__Requirements__:
Gather from the listing below each line that includes the word "color", and copy it.

__Provided material__:
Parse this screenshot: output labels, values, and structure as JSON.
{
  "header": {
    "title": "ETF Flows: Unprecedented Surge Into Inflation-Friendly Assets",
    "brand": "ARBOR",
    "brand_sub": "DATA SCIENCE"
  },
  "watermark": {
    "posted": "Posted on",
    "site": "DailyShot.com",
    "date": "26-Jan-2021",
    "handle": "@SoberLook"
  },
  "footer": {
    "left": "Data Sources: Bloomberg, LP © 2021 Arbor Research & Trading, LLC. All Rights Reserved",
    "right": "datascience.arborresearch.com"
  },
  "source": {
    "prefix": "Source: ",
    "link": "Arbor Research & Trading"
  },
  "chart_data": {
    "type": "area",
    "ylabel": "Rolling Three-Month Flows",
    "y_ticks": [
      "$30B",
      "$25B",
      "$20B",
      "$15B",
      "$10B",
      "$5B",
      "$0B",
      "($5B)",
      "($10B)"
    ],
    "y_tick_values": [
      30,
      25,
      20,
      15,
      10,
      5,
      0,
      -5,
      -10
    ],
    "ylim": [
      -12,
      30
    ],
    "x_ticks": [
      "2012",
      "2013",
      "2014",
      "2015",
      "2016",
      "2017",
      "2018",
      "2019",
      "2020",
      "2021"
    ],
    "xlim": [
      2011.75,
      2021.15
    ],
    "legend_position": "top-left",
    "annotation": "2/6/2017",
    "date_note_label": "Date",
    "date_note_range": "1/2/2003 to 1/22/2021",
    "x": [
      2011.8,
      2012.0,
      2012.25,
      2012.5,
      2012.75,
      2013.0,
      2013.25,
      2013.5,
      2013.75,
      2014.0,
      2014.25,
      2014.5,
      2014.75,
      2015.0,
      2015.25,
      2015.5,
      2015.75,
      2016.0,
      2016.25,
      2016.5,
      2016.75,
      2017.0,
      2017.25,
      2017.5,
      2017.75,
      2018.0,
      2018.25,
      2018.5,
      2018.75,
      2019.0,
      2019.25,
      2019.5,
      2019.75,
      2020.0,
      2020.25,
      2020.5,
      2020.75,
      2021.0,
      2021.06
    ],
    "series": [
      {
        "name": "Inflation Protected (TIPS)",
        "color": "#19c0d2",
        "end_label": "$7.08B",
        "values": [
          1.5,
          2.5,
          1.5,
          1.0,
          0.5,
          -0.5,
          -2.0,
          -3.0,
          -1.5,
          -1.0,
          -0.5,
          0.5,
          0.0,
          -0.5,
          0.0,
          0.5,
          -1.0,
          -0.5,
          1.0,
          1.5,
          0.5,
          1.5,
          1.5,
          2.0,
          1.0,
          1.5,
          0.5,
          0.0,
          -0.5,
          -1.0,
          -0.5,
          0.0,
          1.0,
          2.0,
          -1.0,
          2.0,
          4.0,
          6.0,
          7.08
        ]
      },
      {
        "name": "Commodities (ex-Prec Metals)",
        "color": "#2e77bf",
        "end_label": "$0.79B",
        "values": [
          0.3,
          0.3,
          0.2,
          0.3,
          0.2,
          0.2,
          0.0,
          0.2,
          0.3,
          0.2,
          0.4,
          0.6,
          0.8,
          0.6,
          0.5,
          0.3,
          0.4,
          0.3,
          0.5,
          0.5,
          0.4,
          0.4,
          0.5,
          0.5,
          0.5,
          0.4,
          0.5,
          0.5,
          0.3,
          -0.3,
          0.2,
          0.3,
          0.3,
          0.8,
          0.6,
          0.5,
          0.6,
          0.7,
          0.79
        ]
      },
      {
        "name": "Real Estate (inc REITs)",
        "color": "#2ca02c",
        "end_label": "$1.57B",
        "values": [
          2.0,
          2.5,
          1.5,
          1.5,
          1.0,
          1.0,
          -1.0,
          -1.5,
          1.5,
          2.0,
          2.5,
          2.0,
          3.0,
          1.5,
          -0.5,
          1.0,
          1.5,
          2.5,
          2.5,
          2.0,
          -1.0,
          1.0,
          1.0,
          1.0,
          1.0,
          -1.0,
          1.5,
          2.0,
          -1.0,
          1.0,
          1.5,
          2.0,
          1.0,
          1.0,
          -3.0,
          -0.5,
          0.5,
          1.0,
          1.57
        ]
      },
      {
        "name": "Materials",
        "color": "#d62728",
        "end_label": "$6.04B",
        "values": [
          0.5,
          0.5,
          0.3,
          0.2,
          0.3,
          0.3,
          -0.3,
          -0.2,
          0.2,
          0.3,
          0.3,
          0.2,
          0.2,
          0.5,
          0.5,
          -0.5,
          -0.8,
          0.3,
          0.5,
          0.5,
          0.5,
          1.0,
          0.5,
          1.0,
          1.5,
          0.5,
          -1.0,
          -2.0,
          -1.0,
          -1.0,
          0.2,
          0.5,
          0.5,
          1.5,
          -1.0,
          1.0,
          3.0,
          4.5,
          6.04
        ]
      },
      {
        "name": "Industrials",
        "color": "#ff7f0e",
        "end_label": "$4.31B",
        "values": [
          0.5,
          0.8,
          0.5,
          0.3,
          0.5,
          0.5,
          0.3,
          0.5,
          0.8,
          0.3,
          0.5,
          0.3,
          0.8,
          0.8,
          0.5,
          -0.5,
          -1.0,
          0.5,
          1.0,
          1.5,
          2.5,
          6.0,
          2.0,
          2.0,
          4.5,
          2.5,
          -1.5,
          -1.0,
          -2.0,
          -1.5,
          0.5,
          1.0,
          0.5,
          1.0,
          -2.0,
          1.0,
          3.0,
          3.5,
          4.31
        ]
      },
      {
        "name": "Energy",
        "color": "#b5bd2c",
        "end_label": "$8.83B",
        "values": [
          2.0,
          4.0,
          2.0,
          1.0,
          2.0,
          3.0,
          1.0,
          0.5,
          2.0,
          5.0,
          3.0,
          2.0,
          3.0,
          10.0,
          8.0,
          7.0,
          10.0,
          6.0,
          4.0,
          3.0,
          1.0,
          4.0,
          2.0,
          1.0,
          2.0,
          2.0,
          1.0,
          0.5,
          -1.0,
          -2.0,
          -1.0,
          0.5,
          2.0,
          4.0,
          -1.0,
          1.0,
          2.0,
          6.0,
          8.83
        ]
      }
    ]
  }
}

__Task solution__:
        "color": "#19c0d2",
        "color": "#2e77bf",
        "color": "#2ca02c",
        "color": "#d62728",
        "color": "#ff7f0e",
        "color": "#b5bd2c",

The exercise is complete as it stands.